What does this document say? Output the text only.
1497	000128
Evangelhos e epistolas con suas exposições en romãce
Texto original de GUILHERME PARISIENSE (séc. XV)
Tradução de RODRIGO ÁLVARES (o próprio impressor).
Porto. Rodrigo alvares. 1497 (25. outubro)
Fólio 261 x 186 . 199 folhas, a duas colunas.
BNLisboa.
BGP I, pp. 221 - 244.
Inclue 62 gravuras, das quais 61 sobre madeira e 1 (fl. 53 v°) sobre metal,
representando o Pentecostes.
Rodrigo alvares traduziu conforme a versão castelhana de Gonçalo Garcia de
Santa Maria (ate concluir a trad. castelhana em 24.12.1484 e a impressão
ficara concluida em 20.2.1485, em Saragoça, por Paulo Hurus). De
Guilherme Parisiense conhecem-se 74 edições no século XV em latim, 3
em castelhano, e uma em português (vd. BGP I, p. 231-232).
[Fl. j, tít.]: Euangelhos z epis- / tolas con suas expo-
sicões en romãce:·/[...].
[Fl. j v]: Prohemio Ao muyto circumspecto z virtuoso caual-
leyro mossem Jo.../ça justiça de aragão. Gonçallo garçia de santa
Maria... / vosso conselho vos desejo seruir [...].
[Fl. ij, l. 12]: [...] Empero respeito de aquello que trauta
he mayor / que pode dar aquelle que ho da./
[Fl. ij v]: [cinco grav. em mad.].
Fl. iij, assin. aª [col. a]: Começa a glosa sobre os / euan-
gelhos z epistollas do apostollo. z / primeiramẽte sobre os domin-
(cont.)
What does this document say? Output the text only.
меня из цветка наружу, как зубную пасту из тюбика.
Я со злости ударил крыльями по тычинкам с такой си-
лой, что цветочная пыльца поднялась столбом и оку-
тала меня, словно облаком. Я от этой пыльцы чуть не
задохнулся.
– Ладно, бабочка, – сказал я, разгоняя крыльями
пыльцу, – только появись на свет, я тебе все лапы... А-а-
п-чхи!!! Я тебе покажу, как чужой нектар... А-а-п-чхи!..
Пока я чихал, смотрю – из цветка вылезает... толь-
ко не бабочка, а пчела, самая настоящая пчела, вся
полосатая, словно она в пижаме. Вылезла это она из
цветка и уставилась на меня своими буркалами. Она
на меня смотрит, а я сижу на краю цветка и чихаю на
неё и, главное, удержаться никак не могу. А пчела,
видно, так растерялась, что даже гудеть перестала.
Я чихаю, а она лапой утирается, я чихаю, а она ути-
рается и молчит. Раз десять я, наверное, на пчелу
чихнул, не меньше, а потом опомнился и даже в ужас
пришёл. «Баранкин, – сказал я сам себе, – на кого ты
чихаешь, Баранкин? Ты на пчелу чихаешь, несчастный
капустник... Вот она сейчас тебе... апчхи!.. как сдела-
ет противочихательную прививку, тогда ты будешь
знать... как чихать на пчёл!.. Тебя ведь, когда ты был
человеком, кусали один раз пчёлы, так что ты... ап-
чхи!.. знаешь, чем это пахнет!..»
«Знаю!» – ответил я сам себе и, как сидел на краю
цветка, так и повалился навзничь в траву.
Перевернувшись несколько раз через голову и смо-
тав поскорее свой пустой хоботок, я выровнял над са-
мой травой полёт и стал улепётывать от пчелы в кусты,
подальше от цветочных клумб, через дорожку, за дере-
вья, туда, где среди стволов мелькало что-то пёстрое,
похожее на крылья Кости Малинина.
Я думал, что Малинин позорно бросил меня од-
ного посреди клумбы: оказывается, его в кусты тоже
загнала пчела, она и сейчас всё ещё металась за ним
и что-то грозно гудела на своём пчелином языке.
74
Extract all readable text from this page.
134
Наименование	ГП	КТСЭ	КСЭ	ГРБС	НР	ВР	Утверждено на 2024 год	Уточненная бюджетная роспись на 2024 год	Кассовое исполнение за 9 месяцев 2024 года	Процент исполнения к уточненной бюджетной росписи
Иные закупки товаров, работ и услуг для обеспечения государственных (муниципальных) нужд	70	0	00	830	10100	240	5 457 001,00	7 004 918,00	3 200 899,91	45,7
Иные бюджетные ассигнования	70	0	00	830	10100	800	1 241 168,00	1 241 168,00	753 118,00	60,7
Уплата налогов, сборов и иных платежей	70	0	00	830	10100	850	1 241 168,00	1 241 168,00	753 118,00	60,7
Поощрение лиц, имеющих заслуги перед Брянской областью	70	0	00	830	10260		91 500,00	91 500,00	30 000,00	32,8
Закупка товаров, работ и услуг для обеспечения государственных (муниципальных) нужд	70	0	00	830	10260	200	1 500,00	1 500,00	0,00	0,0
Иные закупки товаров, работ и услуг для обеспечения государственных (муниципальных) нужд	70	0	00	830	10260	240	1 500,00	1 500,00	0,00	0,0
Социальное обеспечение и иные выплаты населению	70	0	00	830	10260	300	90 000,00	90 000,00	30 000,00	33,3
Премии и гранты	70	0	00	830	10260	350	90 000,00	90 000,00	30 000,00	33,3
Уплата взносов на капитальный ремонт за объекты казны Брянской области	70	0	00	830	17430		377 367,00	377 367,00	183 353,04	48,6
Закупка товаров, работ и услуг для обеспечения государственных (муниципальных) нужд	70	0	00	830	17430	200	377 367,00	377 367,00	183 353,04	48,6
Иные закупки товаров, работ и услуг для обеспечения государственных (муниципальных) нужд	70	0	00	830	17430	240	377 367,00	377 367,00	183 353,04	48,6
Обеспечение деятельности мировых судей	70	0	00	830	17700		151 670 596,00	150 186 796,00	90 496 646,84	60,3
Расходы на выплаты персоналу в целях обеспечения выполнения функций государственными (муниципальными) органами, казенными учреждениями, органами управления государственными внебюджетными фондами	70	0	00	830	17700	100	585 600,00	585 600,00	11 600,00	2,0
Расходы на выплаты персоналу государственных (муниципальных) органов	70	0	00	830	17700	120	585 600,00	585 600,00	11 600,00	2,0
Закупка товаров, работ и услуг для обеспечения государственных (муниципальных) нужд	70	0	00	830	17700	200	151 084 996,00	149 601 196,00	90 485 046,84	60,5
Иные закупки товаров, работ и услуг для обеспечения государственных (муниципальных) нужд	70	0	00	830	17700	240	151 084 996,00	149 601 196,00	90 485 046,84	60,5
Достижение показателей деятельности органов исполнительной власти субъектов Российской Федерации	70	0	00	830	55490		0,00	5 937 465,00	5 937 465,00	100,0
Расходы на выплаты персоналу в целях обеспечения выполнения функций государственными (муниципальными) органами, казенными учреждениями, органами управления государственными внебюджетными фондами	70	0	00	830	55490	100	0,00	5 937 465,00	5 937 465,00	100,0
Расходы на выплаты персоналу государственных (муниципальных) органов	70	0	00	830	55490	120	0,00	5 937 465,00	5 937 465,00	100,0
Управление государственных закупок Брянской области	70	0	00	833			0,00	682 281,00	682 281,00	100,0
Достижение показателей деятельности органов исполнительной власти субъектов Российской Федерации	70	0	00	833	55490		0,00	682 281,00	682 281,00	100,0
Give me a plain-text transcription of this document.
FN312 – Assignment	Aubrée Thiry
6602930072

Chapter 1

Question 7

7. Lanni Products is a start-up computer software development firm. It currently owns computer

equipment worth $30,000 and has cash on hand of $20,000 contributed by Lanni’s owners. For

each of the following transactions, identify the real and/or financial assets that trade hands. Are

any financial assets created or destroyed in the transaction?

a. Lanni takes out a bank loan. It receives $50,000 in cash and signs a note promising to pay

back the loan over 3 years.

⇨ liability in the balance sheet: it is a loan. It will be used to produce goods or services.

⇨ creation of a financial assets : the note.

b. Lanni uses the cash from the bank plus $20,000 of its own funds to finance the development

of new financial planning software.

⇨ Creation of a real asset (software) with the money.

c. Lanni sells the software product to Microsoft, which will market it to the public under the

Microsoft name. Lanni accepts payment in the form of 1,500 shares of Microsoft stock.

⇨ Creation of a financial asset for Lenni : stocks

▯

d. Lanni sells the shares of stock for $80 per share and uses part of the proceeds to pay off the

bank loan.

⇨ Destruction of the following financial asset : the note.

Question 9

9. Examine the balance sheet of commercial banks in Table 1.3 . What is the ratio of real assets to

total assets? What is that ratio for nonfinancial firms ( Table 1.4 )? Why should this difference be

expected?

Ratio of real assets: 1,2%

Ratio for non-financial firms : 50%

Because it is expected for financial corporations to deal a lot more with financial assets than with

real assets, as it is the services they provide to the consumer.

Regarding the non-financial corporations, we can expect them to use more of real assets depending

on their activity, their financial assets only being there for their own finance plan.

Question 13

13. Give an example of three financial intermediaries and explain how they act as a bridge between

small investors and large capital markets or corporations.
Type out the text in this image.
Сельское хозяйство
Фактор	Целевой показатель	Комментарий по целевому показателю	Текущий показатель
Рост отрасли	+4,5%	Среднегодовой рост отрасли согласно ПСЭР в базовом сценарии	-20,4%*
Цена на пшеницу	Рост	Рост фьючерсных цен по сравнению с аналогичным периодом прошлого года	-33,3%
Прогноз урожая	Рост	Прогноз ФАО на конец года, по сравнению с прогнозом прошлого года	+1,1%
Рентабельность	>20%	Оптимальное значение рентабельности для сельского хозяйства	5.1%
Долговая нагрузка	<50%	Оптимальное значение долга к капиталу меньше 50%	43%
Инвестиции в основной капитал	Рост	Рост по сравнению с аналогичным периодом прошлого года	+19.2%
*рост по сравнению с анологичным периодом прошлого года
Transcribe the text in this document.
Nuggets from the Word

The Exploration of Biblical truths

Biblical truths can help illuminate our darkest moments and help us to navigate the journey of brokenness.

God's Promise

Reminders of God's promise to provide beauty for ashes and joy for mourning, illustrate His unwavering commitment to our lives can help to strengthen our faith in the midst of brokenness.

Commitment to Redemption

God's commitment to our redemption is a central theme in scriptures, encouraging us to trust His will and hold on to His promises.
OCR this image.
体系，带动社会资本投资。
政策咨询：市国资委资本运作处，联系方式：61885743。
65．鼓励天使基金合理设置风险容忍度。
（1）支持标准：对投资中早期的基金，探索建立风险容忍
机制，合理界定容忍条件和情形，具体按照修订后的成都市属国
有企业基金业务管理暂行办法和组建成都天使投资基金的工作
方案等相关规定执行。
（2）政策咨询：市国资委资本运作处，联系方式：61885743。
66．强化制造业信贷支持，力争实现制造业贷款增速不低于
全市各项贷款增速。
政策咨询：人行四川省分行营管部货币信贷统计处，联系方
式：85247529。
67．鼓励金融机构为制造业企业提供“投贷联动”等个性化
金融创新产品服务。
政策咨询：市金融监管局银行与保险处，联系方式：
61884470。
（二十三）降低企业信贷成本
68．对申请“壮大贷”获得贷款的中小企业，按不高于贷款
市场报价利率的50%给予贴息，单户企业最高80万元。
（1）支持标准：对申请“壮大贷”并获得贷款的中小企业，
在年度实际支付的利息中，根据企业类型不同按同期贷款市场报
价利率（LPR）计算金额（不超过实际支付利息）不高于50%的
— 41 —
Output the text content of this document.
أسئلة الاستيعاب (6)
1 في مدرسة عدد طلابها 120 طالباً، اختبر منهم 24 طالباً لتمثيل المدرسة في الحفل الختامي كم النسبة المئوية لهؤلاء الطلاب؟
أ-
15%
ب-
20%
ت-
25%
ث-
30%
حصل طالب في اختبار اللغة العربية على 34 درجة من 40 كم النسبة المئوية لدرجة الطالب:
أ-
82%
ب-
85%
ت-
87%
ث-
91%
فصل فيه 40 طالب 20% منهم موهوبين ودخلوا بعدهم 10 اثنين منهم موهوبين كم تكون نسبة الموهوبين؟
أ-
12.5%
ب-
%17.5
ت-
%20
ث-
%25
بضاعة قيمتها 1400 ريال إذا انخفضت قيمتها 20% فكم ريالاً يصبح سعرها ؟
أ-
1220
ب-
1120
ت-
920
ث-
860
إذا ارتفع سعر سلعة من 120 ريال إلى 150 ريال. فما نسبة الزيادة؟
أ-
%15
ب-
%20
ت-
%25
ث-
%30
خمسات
+++
> **Description of the task**
Copy exactly the line containing "OCR this image." and every line after it, ending with the last line of the records above.

> **Solution**
OCR this image.
体系，带动社会资本投资。
政策咨询：市国资委资本运作处，联系方式：61885743。
65．鼓励天使基金合理设置风险容忍度。
（1）支持标准：对投资中早期的基金，探索建立风险容忍
机制，合理界定容忍条件和情形，具体按照修订后的成都市属国
有企业基金业务管理暂行办法和组建成都天使投资基金的工作
方案等相关规定执行。
（2）政策咨询：市国资委资本运作处，联系方式：61885743。
66．强化制造业信贷支持，力争实现制造业贷款增速不低于
全市各项贷款增速。
政策咨询：人行四川省分行营管部货币信贷统计处，联系方
式：85247529。
67．鼓励金融机构为制造业企业提供“投贷联动”等个性化
金融创新产品服务。
政策咨询：市金融监管局银行与保险处，联系方式：
61884470。
（二十三）降低企业信贷成本
68．对申请“壮大贷”获得贷款的中小企业，按不高于贷款
市场报价利率的50%给予贴息，单户企业最高80万元。
（1）支持标准：对申请“壮大贷”并获得贷款的中小企业，
在年度实际支付的利息中，根据企业类型不同按同期贷款市场报
价利率（LPR）计算金额（不超过实际支付利息）不高于50%的
— 41 —
Output the text content of this document.
أسئلة الاستيعاب (6)
1 في مدرسة عدد طلابها 120 طالباً، اختبر منهم 24 طالباً لتمثيل المدرسة في الحفل الختامي كم النسبة المئوية لهؤلاء الطلاب؟
أ-
15%
ب-
20%
ت-
25%
ث-
30%
حصل طالب في اختبار اللغة العربية على 34 درجة من 40 كم النسبة المئوية لدرجة الطالب:
أ-
82%
ب-
85%
ت-
87%
ث-
91%
فصل فيه 40 طالب 20% منهم موهوبين ودخلوا بعدهم 10 اثنين منهم موهوبين كم تكون نسبة الموهوبين؟
أ-
12.5%
ب-
%17.5
ت-
%20
ث-
%25
بضاعة قيمتها 1400 ريال إذا انخفضت قيمتها 20% فكم ريالاً يصبح سعرها ؟
أ-
1220
ب-
1120
ت-
920
ث-
860
إذا ارتفع سعر سلعة من 120 ريال إلى 150 ريال. فما نسبة الزيادة؟
أ-
%15
ب-
%20
ت-
%25
ث-
%30
خمسات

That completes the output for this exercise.